Aim of the exercise: In this exercise, return the whole listing exactly, excluding any images.

Raw records:

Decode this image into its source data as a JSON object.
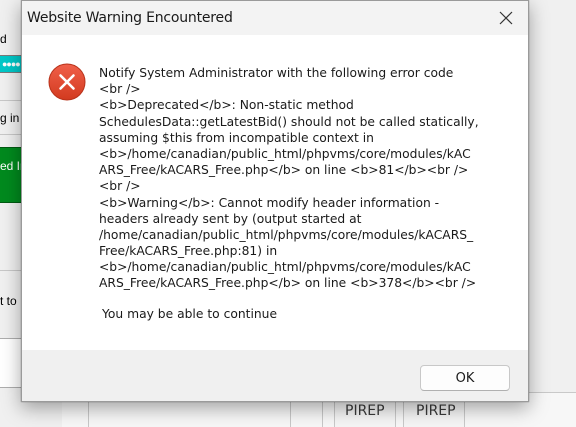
{
  "background_app": {
    "fragments": {
      "top_left_text": "d",
      "mid_left_text": "g in",
      "green_button_text": "ed Ir",
      "lower_left_text": "t to"
    },
    "cyan_field_value": "●●●●",
    "grid": {
      "column_headers": [
        "PIREP",
        "PIREP"
      ]
    },
    "colors": {
      "cyan": "#00c8c8",
      "green": "#008a1e"
    }
  },
  "dialog": {
    "title": "Website Warning Encountered",
    "close_icon": "close-icon",
    "error_icon": "error-icon",
    "error_icon_color": "#e5452b",
    "message_lines": [
      "Notify System Administrator with the following error code",
      "<br />",
      "<b>Deprecated</b>:  Non-static method",
      "SchedulesData::getLatestBid() should not be called statically,",
      "assuming $this from incompatible context in",
      "<b>/home/canadian/public_html/phpvms/core/modules/kAC",
      "ARS_Free/kACARS_Free.php</b> on line <b>81</b><br />",
      "<br />",
      "<b>Warning</b>:  Cannot modify header information -",
      "headers already sent by (output started at",
      "/home/canadian/public_html/phpvms/core/modules/kACARS_",
      "Free/kACARS_Free.php:81) in",
      "<b>/home/canadian/public_html/phpvms/core/modules/kAC",
      "ARS_Free/kACARS_Free.php</b> on line <b>378</b><br />"
    ],
    "continue_text": "You may be able to continue",
    "ok_label": "OK"
  }
}
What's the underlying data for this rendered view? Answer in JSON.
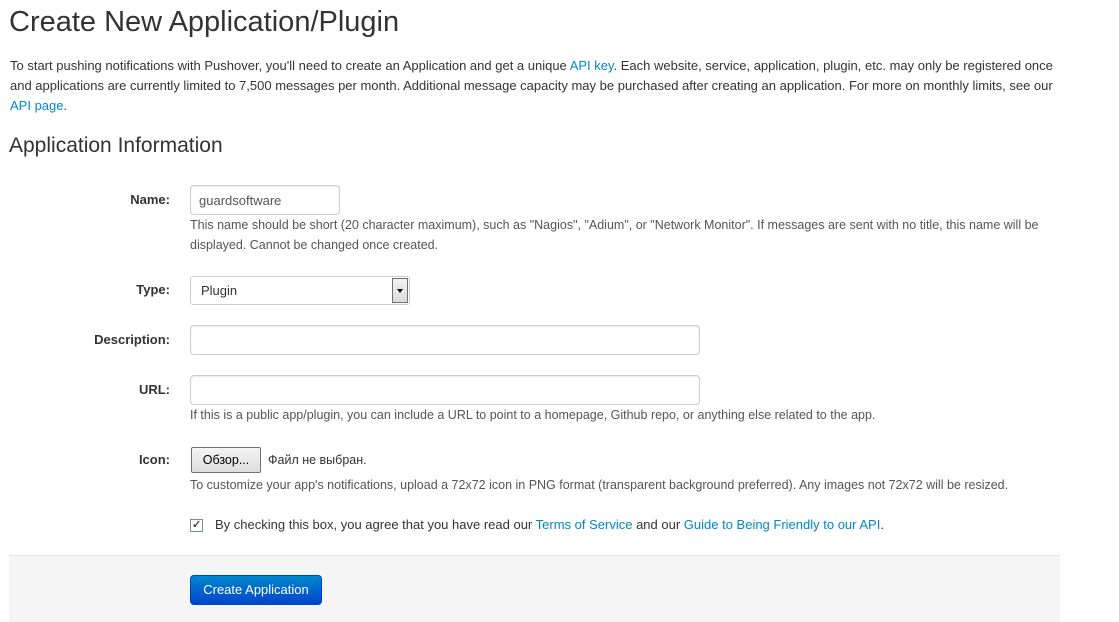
{
  "page": {
    "title": "Create New Application/Plugin"
  },
  "intro": {
    "text_1": "To start pushing notifications with Pushover, you'll need to create an Application and get a unique ",
    "link_api_key": "API key",
    "text_2": ". Each website, service, application, plugin, etc. may only be registered once and applications are currently limited to 7,500 messages per month. Additional message capacity may be purchased after creating an application. For more on monthly limits, see our ",
    "link_api_page": "API page",
    "text_3": "."
  },
  "section": {
    "title": "Application Information"
  },
  "form": {
    "name": {
      "label": "Name:",
      "value": "guardsoftware",
      "help": "This name should be short (20 character maximum), such as \"Nagios\", \"Adium\", or \"Network Monitor\". If messages are sent with no title, this name will be displayed. Cannot be changed once created."
    },
    "type": {
      "label": "Type:",
      "selected": "Plugin"
    },
    "description": {
      "label": "Description:",
      "value": ""
    },
    "url": {
      "label": "URL:",
      "value": "",
      "help": "If this is a public app/plugin, you can include a URL to point to a homepage, Github repo, or anything else related to the app."
    },
    "icon": {
      "label": "Icon:",
      "browse_button": "Обзор...",
      "file_status": "Файл не выбран.",
      "help": "To customize your app's notifications, upload a 72x72 icon in PNG format (transparent background preferred). Any images not 72x72 will be resized."
    },
    "agreement": {
      "checked": true,
      "text_1": "By checking this box, you agree that you have read our ",
      "link_terms": "Terms of Service",
      "text_2": " and our ",
      "link_guide": "Guide to Being Friendly to our API",
      "text_3": "."
    },
    "submit_label": "Create Application"
  },
  "colors": {
    "link": "#0088cc",
    "primary_button": "#0044cc",
    "actions_background": "#f5f5f5"
  }
}
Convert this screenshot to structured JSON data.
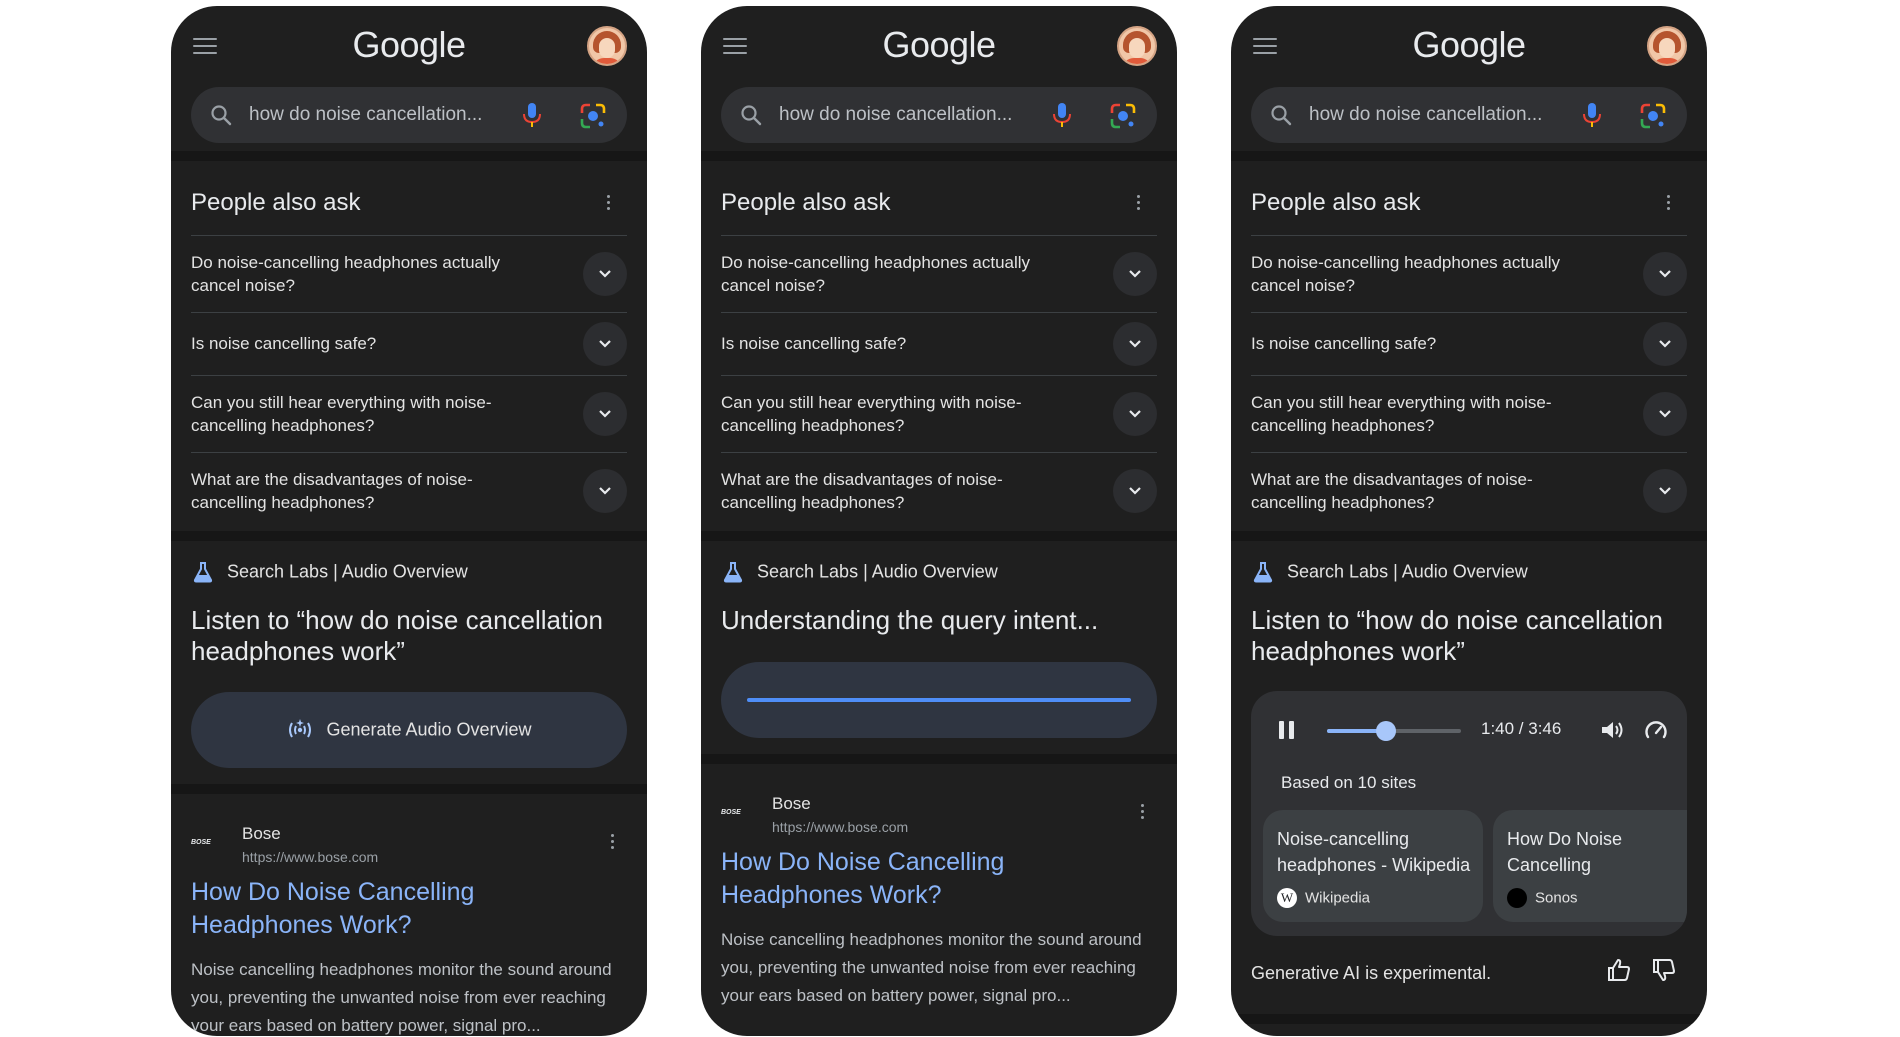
{
  "header": {
    "logo_text": "Google",
    "search_query": "how do noise cancellation...",
    "icons": [
      "menu-icon",
      "avatar",
      "search-icon",
      "mic-icon",
      "lens-icon"
    ]
  },
  "people_also_ask": {
    "title": "People also ask",
    "questions": [
      "Do noise-cancelling headphones actually cancel noise?",
      "Is noise cancelling safe?",
      "Can you still hear everything with noise-cancelling headphones?",
      "What are the disadvantages of noise-cancelling headphones?"
    ]
  },
  "labs": {
    "header": "Search Labs | Audio Overview",
    "listen_title": "Listen to “how do noise cancellation headphones work”",
    "generate_button": "Generate Audio Overview",
    "loading_title": "Understanding the query intent..."
  },
  "result": {
    "site_name": "Bose",
    "site_url": "https://www.bose.com",
    "site_logo_text": "BOSE",
    "title": "How Do Noise Cancelling Headphones Work?",
    "snippet": "Noise cancelling headphones monitor the sound around you, preventing the unwanted noise from ever reaching your ears based on battery power, signal pro..."
  },
  "player": {
    "time": "1:40 / 3:46",
    "progress_fraction": 0.442,
    "based_on": "Based on 10 sites",
    "sources": [
      {
        "title": "Noise-cancelling headphones - Wikipedia",
        "site": "Wikipedia",
        "site_color": "#ffffff"
      },
      {
        "title": "How Do Noise Cancelling Headphones Work",
        "site": "Sonos",
        "site_color": "#000000"
      }
    ]
  },
  "footer": {
    "disclaimer": "Generative AI is experimental."
  },
  "colors": {
    "background": "#1f1f1f",
    "link": "#8ab4f8",
    "progress": "#4f8ef7",
    "card": "#303134"
  }
}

Exercise solution:
Decode this image into its source data as a JSON object.
{
  "background_app": {
    "fragments": {
      "top_left_text": "d",
      "mid_left_text": "g in",
      "green_button_text": "ed Ir",
      "lower_left_text": "t to"
    },
    "cyan_field_value": "●●●●",
    "grid": {
      "column_headers": [
        "PIREP",
        "PIREP"
      ]
    },
    "colors": {
      "cyan": "#00c8c8",
      "green": "#008a1e"
    }
  },
  "dialog": {
    "title": "Website Warning Encountered",
    "close_icon": "close-icon",
    "error_icon": "error-icon",
    "error_icon_color": "#e5452b",
    "message_lines": [
      "Notify System Administrator with the following error code",
      "<br />",
      "<b>Deprecated</b>:  Non-static method",
      "SchedulesData::getLatestBid() should not be called statically,",
      "assuming $this from incompatible context in",
      "<b>/home/canadian/public_html/phpvms/core/modules/kAC",
      "ARS_Free/kACARS_Free.php</b> on line <b>81</b><br />",
      "<br />",
      "<b>Warning</b>:  Cannot modify header information -",
      "headers already sent by (output started at",
      "/home/canadian/public_html/phpvms/core/modules/kACARS_",
      "Free/kACARS_Free.php:81) in",
      "<b>/home/canadian/public_html/phpvms/core/modules/kAC",
      "ARS_Free/kACARS_Free.php</b> on line <b>378</b><br />"
    ],
    "continue_text": "You may be able to continue",
    "ok_label": "OK"
  }
}
What's the underlying data for this rendered view? Answer in JSON.
{
  "page": {
    "title": "Create New Application/Plugin"
  },
  "intro": {
    "text_1": "To start pushing notifications with Pushover, you'll need to create an Application and get a unique ",
    "link_api_key": "API key",
    "text_2": ". Each website, service, application, plugin, etc. may only be registered once and applications are currently limited to 7,500 messages per month. Additional message capacity may be purchased after creating an application. For more on monthly limits, see our ",
    "link_api_page": "API page",
    "text_3": "."
  },
  "section": {
    "title": "Application Information"
  },
  "form": {
    "name": {
      "label": "Name:",
      "value": "guardsoftware",
      "help": "This name should be short (20 character maximum), such as \"Nagios\", \"Adium\", or \"Network Monitor\". If messages are sent with no title, this name will be displayed. Cannot be changed once created."
    },
    "type": {
      "label": "Type:",
      "selected": "Plugin"
    },
    "description": {
      "label": "Description:",
      "value": ""
    },
    "url": {
      "label": "URL:",
      "value": "",
      "help": "If this is a public app/plugin, you can include a URL to point to a homepage, Github repo, or anything else related to the app."
    },
    "icon": {
      "label": "Icon:",
      "browse_button": "Обзор...",
      "file_status": "Файл не выбран.",
      "help": "To customize your app's notifications, upload a 72x72 icon in PNG format (transparent background preferred). Any images not 72x72 will be resized."
    },
    "agreement": {
      "checked": true,
      "text_1": "By checking this box, you agree that you have read our ",
      "link_terms": "Terms of Service",
      "text_2": " and our ",
      "link_guide": "Guide to Being Friendly to our API",
      "text_3": "."
    },
    "submit_label": "Create Application"
  },
  "colors": {
    "link": "#0088cc",
    "primary_button": "#0044cc",
    "actions_background": "#f5f5f5"
  }
}
Convert this screenshot to structured JSON data.
{
  "header": {
    "logo_text": "Google",
    "search_query": "how do noise cancellation...",
    "icons": [
      "menu-icon",
      "avatar",
      "search-icon",
      "mic-icon",
      "lens-icon"
    ]
  },
  "people_also_ask": {
    "title": "People also ask",
    "questions": [
      "Do noise-cancelling headphones actually cancel noise?",
      "Is noise cancelling safe?",
      "Can you still hear everything with noise-cancelling headphones?",
      "What are the disadvantages of noise-cancelling headphones?"
    ]
  },
  "labs": {
    "header": "Search Labs | Audio Overview",
    "listen_title": "Listen to “how do noise cancellation headphones work”",
    "generate_button": "Generate Audio Overview",
    "loading_title": "Understanding the query intent..."
  },
  "result": {
    "site_name": "Bose",
    "site_url": "https://www.bose.com",
    "site_logo_text": "BOSE",
    "title": "How Do Noise Cancelling Headphones Work?",
    "snippet": "Noise cancelling headphones monitor the sound around you, preventing the unwanted noise from ever reaching your ears based on battery power, signal pro..."
  },
  "player": {
    "time": "1:40 / 3:46",
    "progress_fraction": 0.442,
    "based_on": "Based on 10 sites",
    "sources": [
      {
        "title": "Noise-cancelling headphones - Wikipedia",
        "site": "Wikipedia",
        "site_color": "#ffffff"
      },
      {
        "title": "How Do Noise Cancelling Headphones Work",
        "site": "Sonos",
        "site_color": "#000000"
      }
    ]
  },
  "footer": {
    "disclaimer": "Generative AI is experimental."
  },
  "colors": {
    "background": "#1f1f1f",
    "link": "#8ab4f8",
    "progress": "#4f8ef7",
    "card": "#303134"
  }
}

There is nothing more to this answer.